--- start ---

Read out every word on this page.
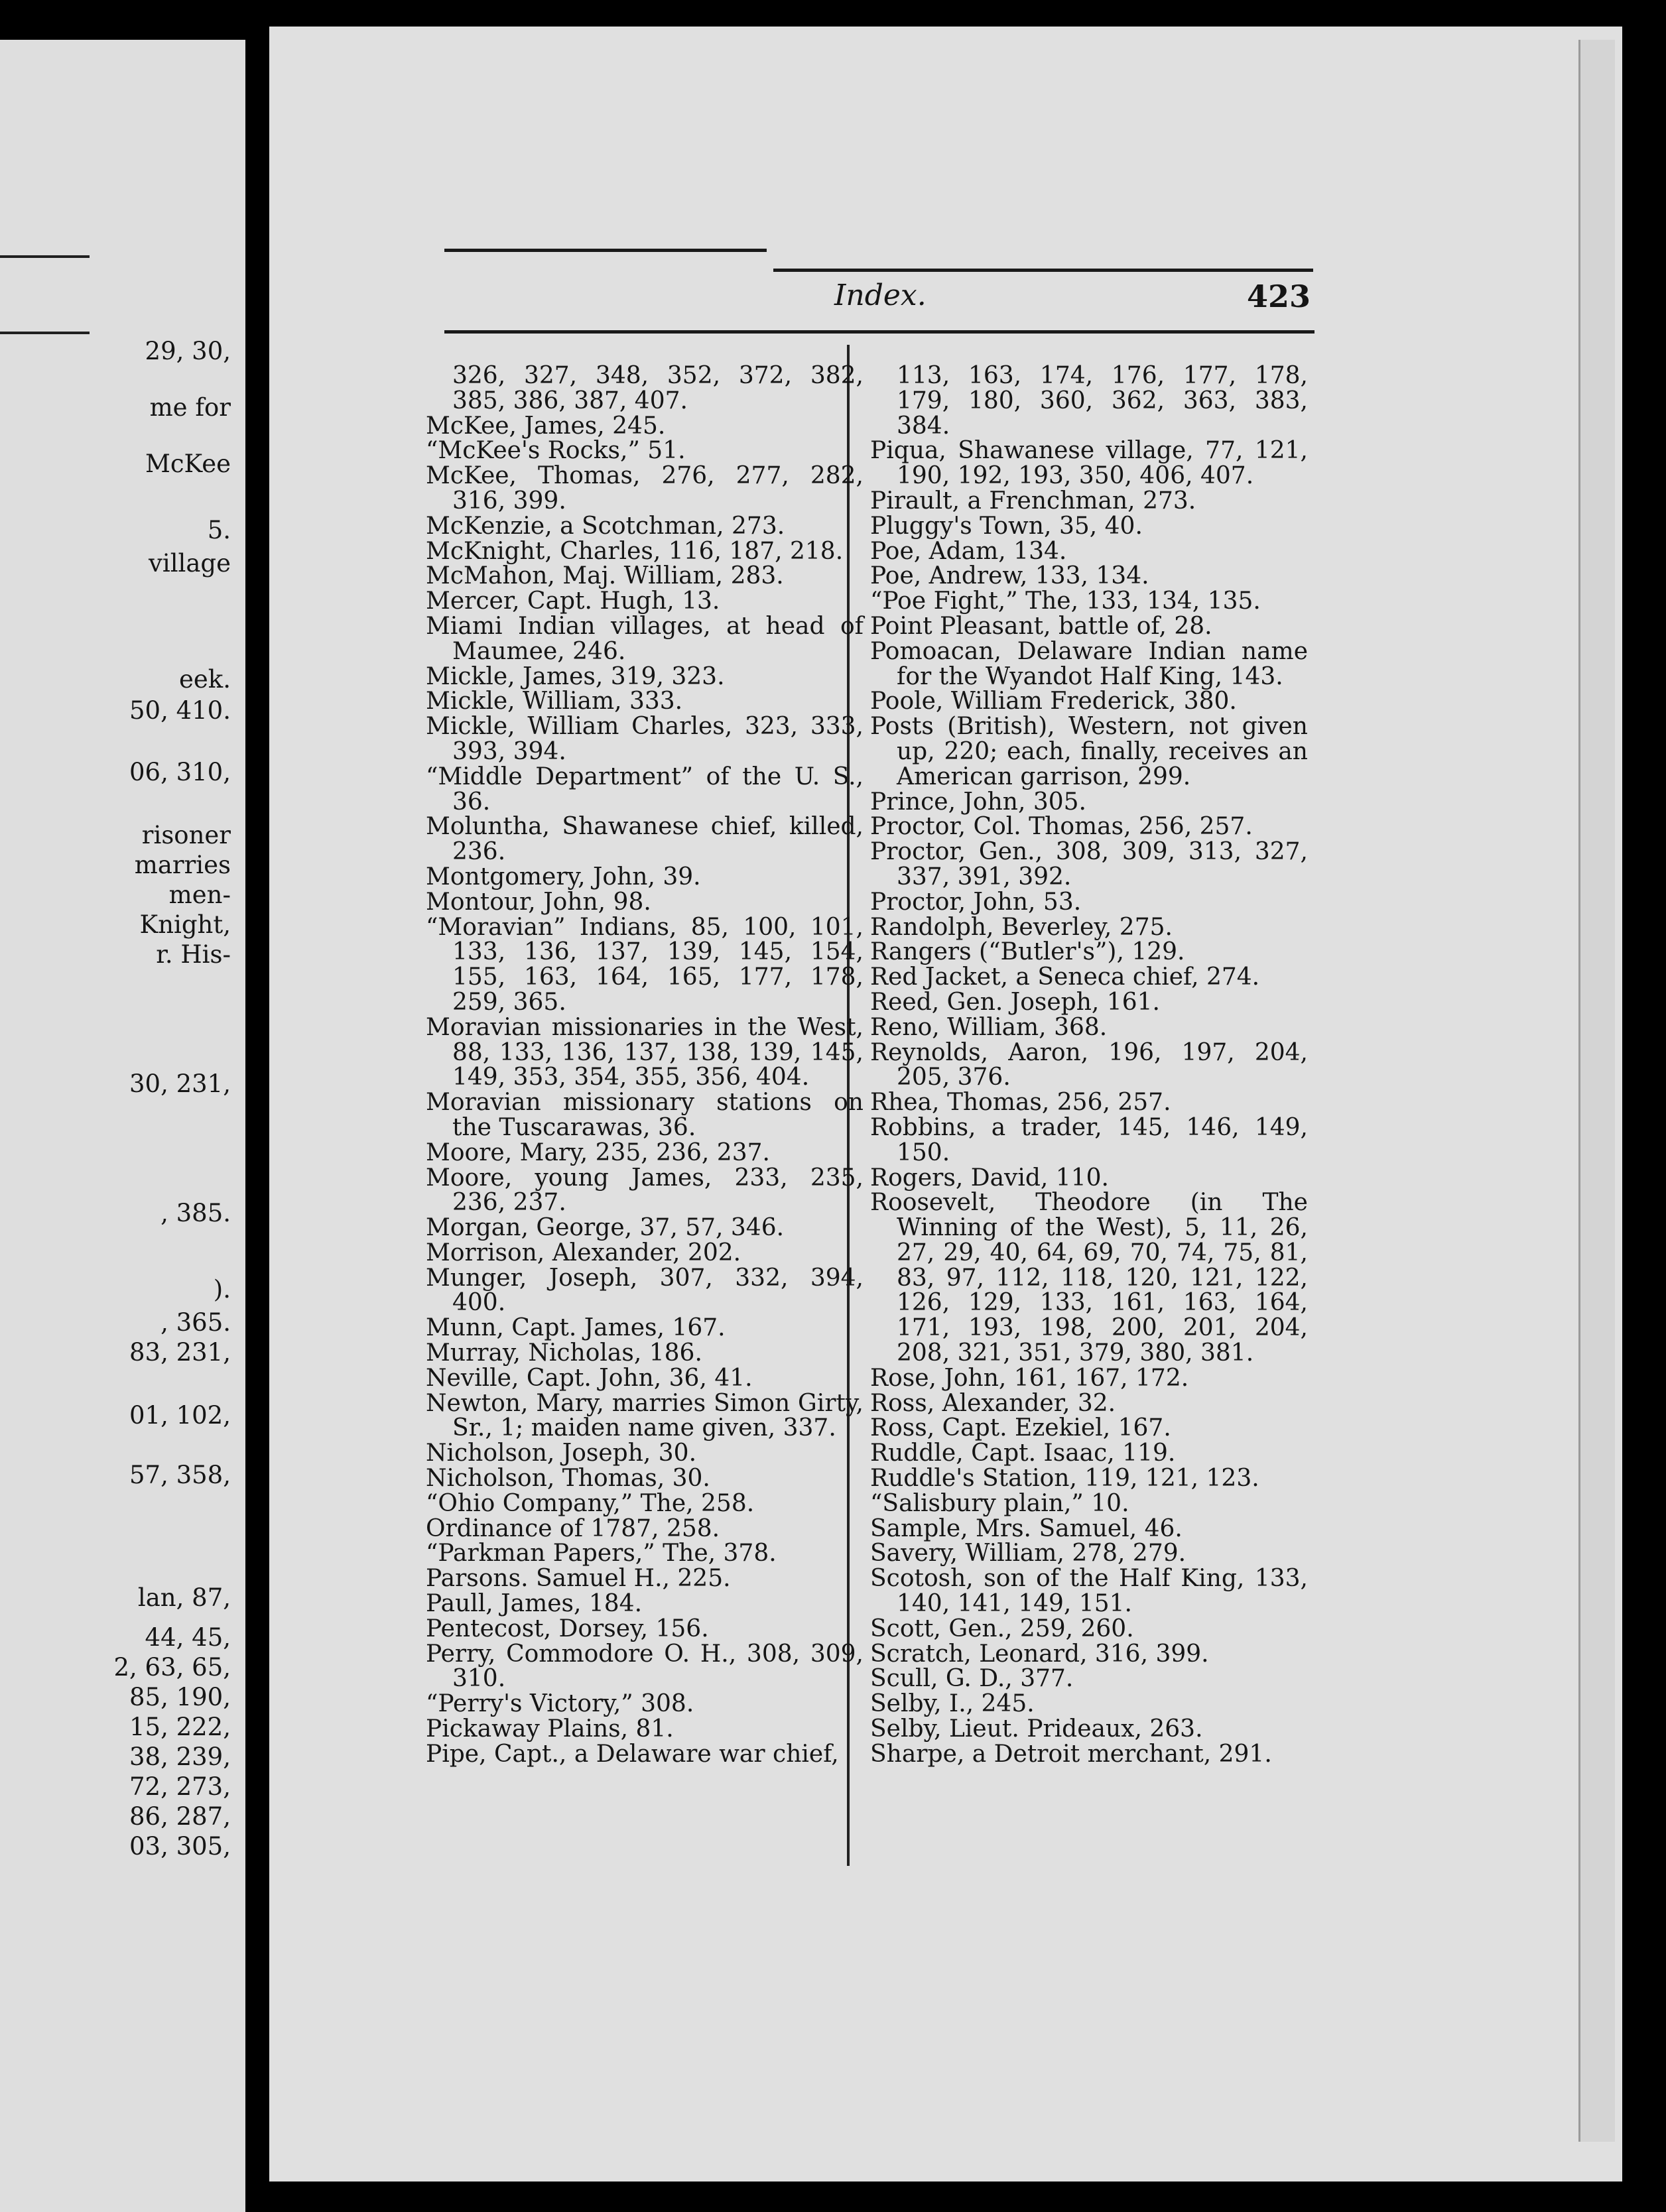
29, 30,
me for
McKee
5.
village
eek.
50, 410.
06, 310,
risoner
marries
men-
Knight,
r. His-
30, 231,
, 385.
).
, 365.
83, 231,
01, 102,
57, 358,
lan, 87,
44, 45,
2, 63, 65,
85, 190,
15, 222,
38, 239,
72, 273,
86, 287,
03, 305,
Index.	423
326, 327, 348, 352, 372, 382, 385, 386, 387, 407.
McKee, James, 245.
“McKee's Rocks,” 51.
McKee, Thomas, 276, 277, 282, 316, 399.
McKenzie, a Scotchman, 273.
McKnight, Charles, 116, 187, 218.
McMahon, Maj. William, 283.
Mercer, Capt. Hugh, 13.
Miami Indian villages, at head of Maumee, 246.
Mickle, James, 319, 323.
Mickle, William, 333.
Mickle, William Charles, 323, 333, 393, 394.
“Middle Department” of the U. S., 36.
Moluntha, Shawanese chief, killed, 236.
Montgomery, John, 39.
Montour, John, 98.
“Moravian” Indians, 85, 100, 101, 133, 136, 137, 139, 145, 154, 155, 163, 164, 165, 177, 178, 259, 365.
Moravian missionaries in the West, 88, 133, 136, 137, 138, 139, 145, 149, 353, 354, 355, 356, 404.
Moravian missionary stations on the Tuscarawas, 36.
Moore, Mary, 235, 236, 237.
Moore, young James, 233, 235, 236, 237.
Morgan, George, 37, 57, 346.
Morrison, Alexander, 202.
Munger, Joseph, 307, 332, 394, 400.
Munn, Capt. James, 167.
Murray, Nicholas, 186.
Neville, Capt. John, 36, 41.
Newton, Mary, marries Simon Girty, Sr., 1; maiden name given, 337.
Nicholson, Joseph, 30.
Nicholson, Thomas, 30.
“Ohio Company,” The, 258.
Ordinance of 1787, 258.
“Parkman Papers,” The, 378.
Parsons. Samuel H., 225.
Paull, James, 184.
Pentecost, Dorsey, 156.
Perry, Commodore O. H., 308, 309, 310.
“Perry's Victory,” 308.
Pickaway Plains, 81.
Pipe, Capt., a Delaware war chief,
113, 163, 174, 176, 177, 178, 179, 180, 360, 362, 363, 383, 384.
Piqua, Shawanese village, 77, 121, 190, 192, 193, 350, 406, 407.
Pirault, a Frenchman, 273.
Pluggy's Town, 35, 40.
Poe, Adam, 134.
Poe, Andrew, 133, 134.
“Poe Fight,” The, 133, 134, 135.
Point Pleasant, battle of, 28.
Pomoacan, Delaware Indian name for the Wyandot Half King, 143.
Poole, William Frederick, 380.
Posts (British), Western, not given up, 220; each, finally, receives an American garrison, 299.
Prince, John, 305.
Proctor, Col. Thomas, 256, 257.
Proctor, Gen., 308, 309, 313, 327, 337, 391, 392.
Proctor, John, 53.
Randolph, Beverley, 275.
Rangers (“Butler's”), 129.
Red Jacket, a Seneca chief, 274.
Reed, Gen. Joseph, 161.
Reno, William, 368.
Reynolds, Aaron, 196, 197, 204, 205, 376.
Rhea, Thomas, 256, 257.
Robbins, a trader, 145, 146, 149, 150.
Rogers, David, 110.
Roosevelt, Theodore (in The Winning of the West), 5, 11, 26, 27, 29, 40, 64, 69, 70, 74, 75, 81, 83, 97, 112, 118, 120, 121, 122, 126, 129, 133, 161, 163, 164, 171, 193, 198, 200, 201, 204, 208, 321, 351, 379, 380, 381.
Rose, John, 161, 167, 172.
Ross, Alexander, 32.
Ross, Capt. Ezekiel, 167.
Ruddle, Capt. Isaac, 119.
Ruddle's Station, 119, 121, 123.
“Salisbury plain,” 10.
Sample, Mrs. Samuel, 46.
Savery, William, 278, 279.
Scotosh, son of the Half King, 133, 140, 141, 149, 151.
Scott, Gen., 259, 260.
Scratch, Leonard, 316, 399.
Scull, G. D., 377.
Selby, I., 245.
Selby, Lieut. Prideaux, 263.
Sharpe, a Detroit merchant, 291.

--- end ---

Take the listing and print it again exactly, but without any pictures.

Read out every word on this page.
29, 30,
me for
McKee
5.
village
eek.
50, 410.
06, 310,
risoner
marries
men-
Knight,
r. His-
30, 231,
, 385.
).
, 365.
83, 231,
01, 102,
57, 358,
lan, 87,
44, 45,
2, 63, 65,
85, 190,
15, 222,
38, 239,
72, 273,
86, 287,
03, 305,
Index.	423
326, 327, 348, 352, 372, 382, 385, 386, 387, 407.
McKee, James, 245.
“McKee's Rocks,” 51.
McKee, Thomas, 276, 277, 282, 316, 399.
McKenzie, a Scotchman, 273.
McKnight, Charles, 116, 187, 218.
McMahon, Maj. William, 283.
Mercer, Capt. Hugh, 13.
Miami Indian villages, at head of Maumee, 246.
Mickle, James, 319, 323.
Mickle, William, 333.
Mickle, William Charles, 323, 333, 393, 394.
“Middle Department” of the U. S., 36.
Moluntha, Shawanese chief, killed, 236.
Montgomery, John, 39.
Montour, John, 98.
“Moravian” Indians, 85, 100, 101, 133, 136, 137, 139, 145, 154, 155, 163, 164, 165, 177, 178, 259, 365.
Moravian missionaries in the West, 88, 133, 136, 137, 138, 139, 145, 149, 353, 354, 355, 356, 404.
Moravian missionary stations on the Tuscarawas, 36.
Moore, Mary, 235, 236, 237.
Moore, young James, 233, 235, 236, 237.
Morgan, George, 37, 57, 346.
Morrison, Alexander, 202.
Munger, Joseph, 307, 332, 394, 400.
Munn, Capt. James, 167.
Murray, Nicholas, 186.
Neville, Capt. John, 36, 41.
Newton, Mary, marries Simon Girty, Sr., 1; maiden name given, 337.
Nicholson, Joseph, 30.
Nicholson, Thomas, 30.
“Ohio Company,” The, 258.
Ordinance of 1787, 258.
“Parkman Papers,” The, 378.
Parsons. Samuel H., 225.
Paull, James, 184.
Pentecost, Dorsey, 156.
Perry, Commodore O. H., 308, 309, 310.
“Perry's Victory,” 308.
Pickaway Plains, 81.
Pipe, Capt., a Delaware war chief,
113, 163, 174, 176, 177, 178, 179, 180, 360, 362, 363, 383, 384.
Piqua, Shawanese village, 77, 121, 190, 192, 193, 350, 406, 407.
Pirault, a Frenchman, 273.
Pluggy's Town, 35, 40.
Poe, Adam, 134.
Poe, Andrew, 133, 134.
“Poe Fight,” The, 133, 134, 135.
Point Pleasant, battle of, 28.
Pomoacan, Delaware Indian name for the Wyandot Half King, 143.
Poole, William Frederick, 380.
Posts (British), Western, not given up, 220; each, finally, receives an American garrison, 299.
Prince, John, 305.
Proctor, Col. Thomas, 256, 257.
Proctor, Gen., 308, 309, 313, 327, 337, 391, 392.
Proctor, John, 53.
Randolph, Beverley, 275.
Rangers (“Butler's”), 129.
Red Jacket, a Seneca chief, 274.
Reed, Gen. Joseph, 161.
Reno, William, 368.
Reynolds, Aaron, 196, 197, 204, 205, 376.
Rhea, Thomas, 256, 257.
Robbins, a trader, 145, 146, 149, 150.
Rogers, David, 110.
Roosevelt, Theodore (in The Winning of the West), 5, 11, 26, 27, 29, 40, 64, 69, 70, 74, 75, 81, 83, 97, 112, 118, 120, 121, 122, 126, 129, 133, 161, 163, 164, 171, 193, 198, 200, 201, 204, 208, 321, 351, 379, 380, 381.
Rose, John, 161, 167, 172.
Ross, Alexander, 32.
Ross, Capt. Ezekiel, 167.
Ruddle, Capt. Isaac, 119.
Ruddle's Station, 119, 121, 123.
“Salisbury plain,” 10.
Sample, Mrs. Samuel, 46.
Savery, William, 278, 279.
Scotosh, son of the Half King, 133, 140, 141, 149, 151.
Scott, Gen., 259, 260.
Scratch, Leonard, 316, 399.
Scull, G. D., 377.
Selby, I., 245.
Selby, Lieut. Prideaux, 263.
Sharpe, a Detroit merchant, 291.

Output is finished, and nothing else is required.